BEGIN Record excerpts

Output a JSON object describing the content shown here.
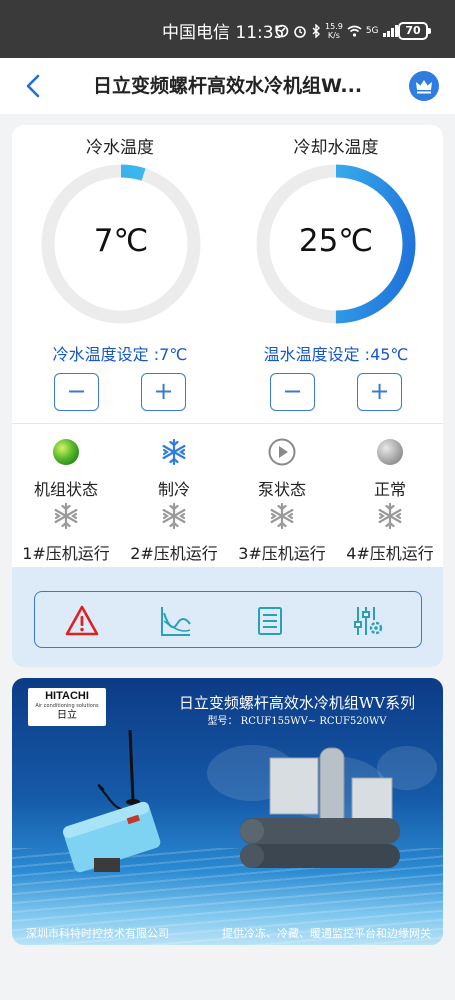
{
  "status_bar": {
    "carrier": "中国电信",
    "time": "11:35",
    "net_speed_value": "15.9",
    "net_speed_unit": "K/s",
    "signal": "5G",
    "battery": "70"
  },
  "header": {
    "title": "日立变频螺杆高效水冷机组W..."
  },
  "gauges": [
    {
      "label": "冷水温度",
      "value": "7℃",
      "level": 0.05,
      "setpoint": "冷水温度设定 :7℃",
      "minus": "−",
      "plus": "+"
    },
    {
      "label": "冷却水温度",
      "value": "25℃",
      "level": 0.5,
      "setpoint": "温水温度设定 :45℃",
      "minus": "−",
      "plus": "+"
    }
  ],
  "status_row": [
    {
      "label": "机组状态",
      "icon": "green-ball-icon"
    },
    {
      "label": "制冷",
      "icon": "snowflake-icon"
    },
    {
      "label": "泵状态",
      "icon": "play-icon"
    },
    {
      "label": "正常",
      "icon": "grey-ball-icon"
    }
  ],
  "compressor_row": [
    {
      "label": "1#压机运行",
      "icon": "snowflake-icon"
    },
    {
      "label": "2#压机运行",
      "icon": "snowflake-icon"
    },
    {
      "label": "3#压机运行",
      "icon": "snowflake-icon"
    },
    {
      "label": "4#压机运行",
      "icon": "snowflake-icon"
    }
  ],
  "toolbar": [
    {
      "icon": "alarm-icon"
    },
    {
      "icon": "curve-chart-icon"
    },
    {
      "icon": "list-icon"
    },
    {
      "icon": "settings-sliders-icon"
    }
  ],
  "banner": {
    "logo": "HITACHI",
    "logo_sub": "Air conditioning solutions",
    "logo_cn": "日立",
    "title": "日立变频螺杆高效水冷机组WV系列",
    "model": "型号： RCUF155WV~ RCUF520WV",
    "footer_left": "深圳市科特时控技术有限公司",
    "footer_right": "提供冷冻、冷藏、暖通监控平台和边缘网关"
  },
  "colors": {
    "accent": "#2f7de1",
    "gauge_track": "#ececec",
    "gauge_start": "#1e6fd9",
    "gauge_end": "#42c8f4",
    "setpoint_text": "#1558c8",
    "alarm": "#e02020",
    "tool_teal": "#2aa0b8"
  }
}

END Record excerpts

Report only the number of lines in the records that include the word "压机运行".

**Task response**
4